START Records to use

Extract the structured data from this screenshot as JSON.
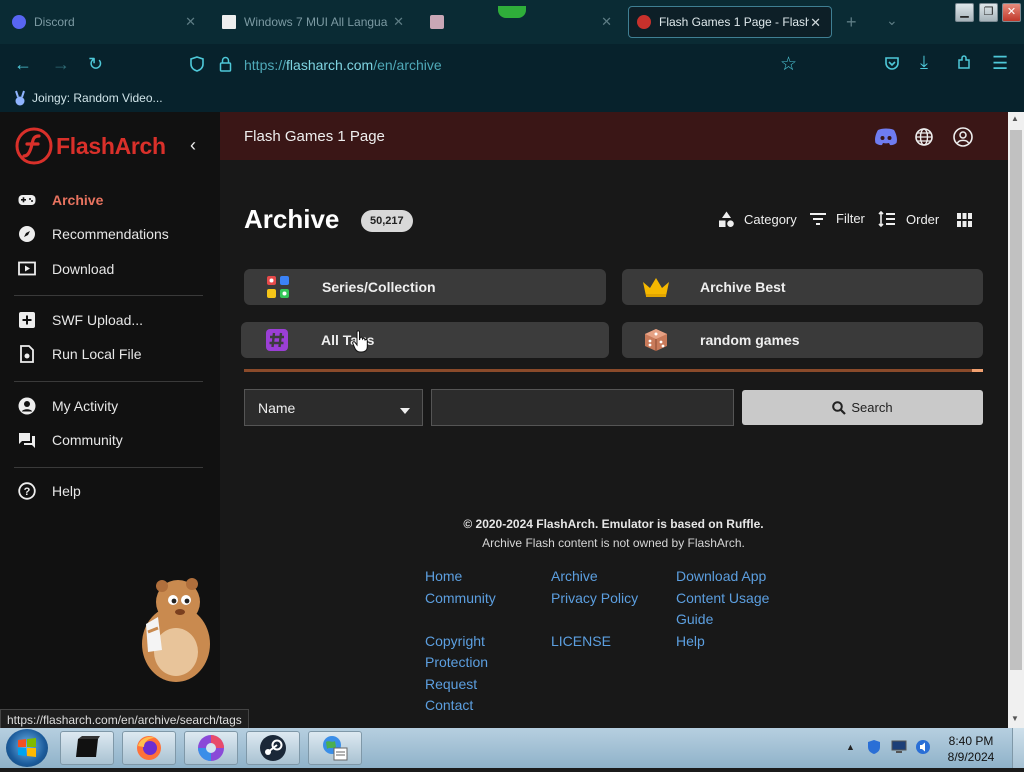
{
  "browser": {
    "tabs": [
      {
        "label": "Discord",
        "active": false
      },
      {
        "label": "Windows 7 MUI All Langua",
        "active": false
      },
      {
        "label": "",
        "active": false
      },
      {
        "label": "Flash Games 1 Page - Flash",
        "active": true
      }
    ],
    "new_tab_icon": "plus-icon",
    "url_prefix": "https://",
    "url_host": "flasharch.com",
    "url_path": "/en/archive",
    "bookmark": "Joingy: Random Video..."
  },
  "sidebar": {
    "brand": "FlashArch",
    "items": [
      {
        "label": "Archive",
        "icon": "gamepad-icon"
      },
      {
        "label": "Recommendations",
        "icon": "compass-icon"
      },
      {
        "label": "Download",
        "icon": "play-box-icon"
      },
      {
        "label": "SWF Upload...",
        "icon": "plus-box-icon"
      },
      {
        "label": "Run Local File",
        "icon": "file-icon"
      },
      {
        "label": "My Activity",
        "icon": "user-icon"
      },
      {
        "label": "Community",
        "icon": "chat-icon"
      },
      {
        "label": "Help",
        "icon": "help-icon"
      }
    ]
  },
  "header": {
    "page_title": "Flash Games 1 Page"
  },
  "archive": {
    "title": "Archive",
    "count": "50,217",
    "tools": {
      "category": "Category",
      "filter": "Filter",
      "order": "Order"
    },
    "cards": [
      "Series/Collection",
      "Archive Best",
      "All Tags",
      "random games"
    ],
    "select_value": "Name",
    "search_label": "Search"
  },
  "footer": {
    "copyright": "© 2020-2024 FlashArch. Emulator is based on Ruffle.",
    "notice": "Archive Flash content is not owned by FlashArch.",
    "col1": [
      "Home",
      "Community",
      "",
      "Copyright",
      "Protection",
      "Request",
      "Contact"
    ],
    "col2": [
      "Archive",
      "Privacy Policy",
      "",
      "LICENSE"
    ],
    "col3": [
      "Download App",
      "Content Usage",
      "Guide",
      "Help"
    ]
  },
  "status_url": "https://flasharch.com/en/archive/search/tags",
  "clock": {
    "time": "8:40 PM",
    "date": "8/9/2024"
  },
  "colors": {
    "accent": "#e8735f",
    "link": "#5c9fe0",
    "header_band": "#3a1616"
  }
}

END Records to use

Your copy should hold every record word for word and none of the pictures.

Extract the structured data from this screenshot as JSON.
{
  "browser": {
    "tabs": [
      {
        "label": "Discord",
        "active": false
      },
      {
        "label": "Windows 7 MUI All Langua",
        "active": false
      },
      {
        "label": "",
        "active": false
      },
      {
        "label": "Flash Games 1 Page - Flash",
        "active": true
      }
    ],
    "new_tab_icon": "plus-icon",
    "url_prefix": "https://",
    "url_host": "flasharch.com",
    "url_path": "/en/archive",
    "bookmark": "Joingy: Random Video..."
  },
  "sidebar": {
    "brand": "FlashArch",
    "items": [
      {
        "label": "Archive",
        "icon": "gamepad-icon"
      },
      {
        "label": "Recommendations",
        "icon": "compass-icon"
      },
      {
        "label": "Download",
        "icon": "play-box-icon"
      },
      {
        "label": "SWF Upload...",
        "icon": "plus-box-icon"
      },
      {
        "label": "Run Local File",
        "icon": "file-icon"
      },
      {
        "label": "My Activity",
        "icon": "user-icon"
      },
      {
        "label": "Community",
        "icon": "chat-icon"
      },
      {
        "label": "Help",
        "icon": "help-icon"
      }
    ]
  },
  "header": {
    "page_title": "Flash Games 1 Page"
  },
  "archive": {
    "title": "Archive",
    "count": "50,217",
    "tools": {
      "category": "Category",
      "filter": "Filter",
      "order": "Order"
    },
    "cards": [
      "Series/Collection",
      "Archive Best",
      "All Tags",
      "random games"
    ],
    "select_value": "Name",
    "search_label": "Search"
  },
  "footer": {
    "copyright": "© 2020-2024 FlashArch. Emulator is based on Ruffle.",
    "notice": "Archive Flash content is not owned by FlashArch.",
    "col1": [
      "Home",
      "Community",
      "",
      "Copyright",
      "Protection",
      "Request",
      "Contact"
    ],
    "col2": [
      "Archive",
      "Privacy Policy",
      "",
      "LICENSE"
    ],
    "col3": [
      "Download App",
      "Content Usage",
      "Guide",
      "Help"
    ]
  },
  "status_url": "https://flasharch.com/en/archive/search/tags",
  "clock": {
    "time": "8:40 PM",
    "date": "8/9/2024"
  },
  "colors": {
    "accent": "#e8735f",
    "link": "#5c9fe0",
    "header_band": "#3a1616"
  }
}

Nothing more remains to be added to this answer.